(Data entries)
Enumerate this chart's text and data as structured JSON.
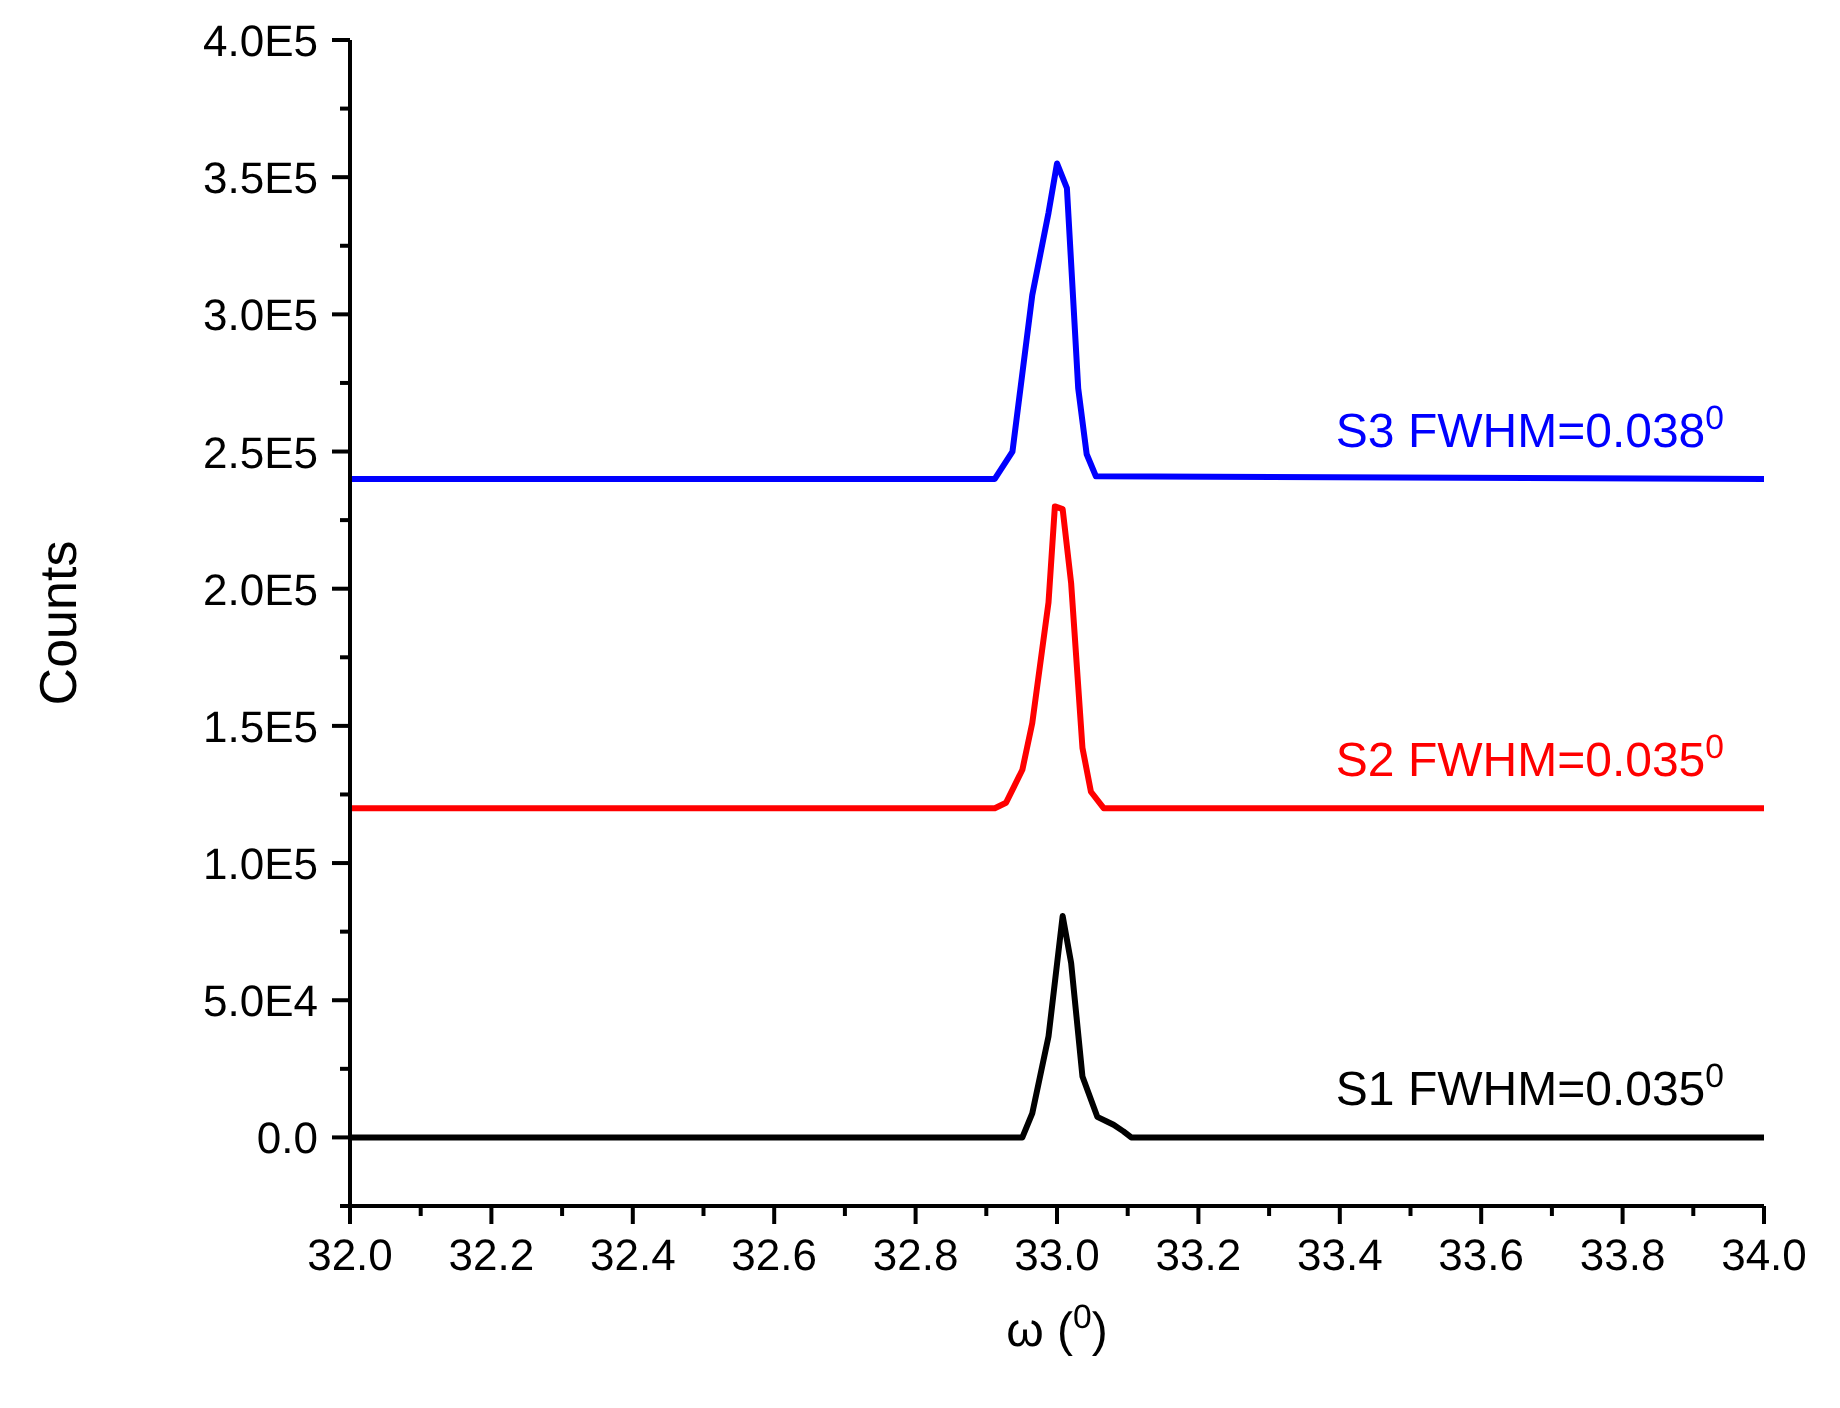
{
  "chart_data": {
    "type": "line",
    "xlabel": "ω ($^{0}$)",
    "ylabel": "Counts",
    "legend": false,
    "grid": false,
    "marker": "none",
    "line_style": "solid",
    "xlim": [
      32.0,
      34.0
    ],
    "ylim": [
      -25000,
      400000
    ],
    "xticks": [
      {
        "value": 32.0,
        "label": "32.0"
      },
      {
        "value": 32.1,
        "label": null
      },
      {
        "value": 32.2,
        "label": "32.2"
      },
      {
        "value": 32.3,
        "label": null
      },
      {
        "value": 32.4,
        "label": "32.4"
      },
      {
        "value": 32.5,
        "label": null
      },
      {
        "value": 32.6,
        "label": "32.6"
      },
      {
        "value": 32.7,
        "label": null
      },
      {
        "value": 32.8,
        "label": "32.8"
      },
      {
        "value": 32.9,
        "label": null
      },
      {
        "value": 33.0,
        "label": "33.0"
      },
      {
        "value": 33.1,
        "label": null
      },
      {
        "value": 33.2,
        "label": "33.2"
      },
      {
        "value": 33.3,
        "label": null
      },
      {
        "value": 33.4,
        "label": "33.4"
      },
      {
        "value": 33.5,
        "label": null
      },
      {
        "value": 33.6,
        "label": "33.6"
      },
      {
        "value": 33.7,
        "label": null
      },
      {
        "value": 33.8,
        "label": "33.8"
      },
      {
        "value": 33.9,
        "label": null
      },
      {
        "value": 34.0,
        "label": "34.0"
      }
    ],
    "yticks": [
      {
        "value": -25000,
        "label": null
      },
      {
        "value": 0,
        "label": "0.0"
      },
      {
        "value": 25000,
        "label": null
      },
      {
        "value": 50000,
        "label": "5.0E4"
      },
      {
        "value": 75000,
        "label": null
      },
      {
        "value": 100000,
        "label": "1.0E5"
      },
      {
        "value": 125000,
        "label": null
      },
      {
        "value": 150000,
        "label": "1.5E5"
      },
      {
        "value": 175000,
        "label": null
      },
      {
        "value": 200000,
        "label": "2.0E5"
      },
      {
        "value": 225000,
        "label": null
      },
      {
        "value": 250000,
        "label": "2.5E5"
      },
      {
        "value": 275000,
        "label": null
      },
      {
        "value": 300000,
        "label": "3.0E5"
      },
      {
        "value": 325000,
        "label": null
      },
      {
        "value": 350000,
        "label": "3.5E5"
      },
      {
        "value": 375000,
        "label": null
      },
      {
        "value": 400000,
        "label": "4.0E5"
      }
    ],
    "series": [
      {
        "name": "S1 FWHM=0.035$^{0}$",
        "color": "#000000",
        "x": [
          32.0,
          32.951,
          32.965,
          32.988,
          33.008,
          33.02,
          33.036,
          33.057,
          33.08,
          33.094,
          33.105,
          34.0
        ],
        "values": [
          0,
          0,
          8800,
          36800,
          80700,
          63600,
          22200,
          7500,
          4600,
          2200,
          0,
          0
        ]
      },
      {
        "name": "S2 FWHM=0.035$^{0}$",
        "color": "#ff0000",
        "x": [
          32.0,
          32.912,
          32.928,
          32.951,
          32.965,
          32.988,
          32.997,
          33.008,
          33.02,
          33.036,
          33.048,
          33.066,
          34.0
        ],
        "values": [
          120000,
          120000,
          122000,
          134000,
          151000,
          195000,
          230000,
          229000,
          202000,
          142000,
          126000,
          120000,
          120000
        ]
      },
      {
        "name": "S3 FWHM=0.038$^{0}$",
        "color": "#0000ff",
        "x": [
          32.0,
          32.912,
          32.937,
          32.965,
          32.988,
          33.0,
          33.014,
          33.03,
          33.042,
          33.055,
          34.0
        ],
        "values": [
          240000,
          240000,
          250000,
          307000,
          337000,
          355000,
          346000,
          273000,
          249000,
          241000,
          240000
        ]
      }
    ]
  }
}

*Task to carry out*:
Report only a number: how many lines in the material above contain the string "name".

*Result below*:
3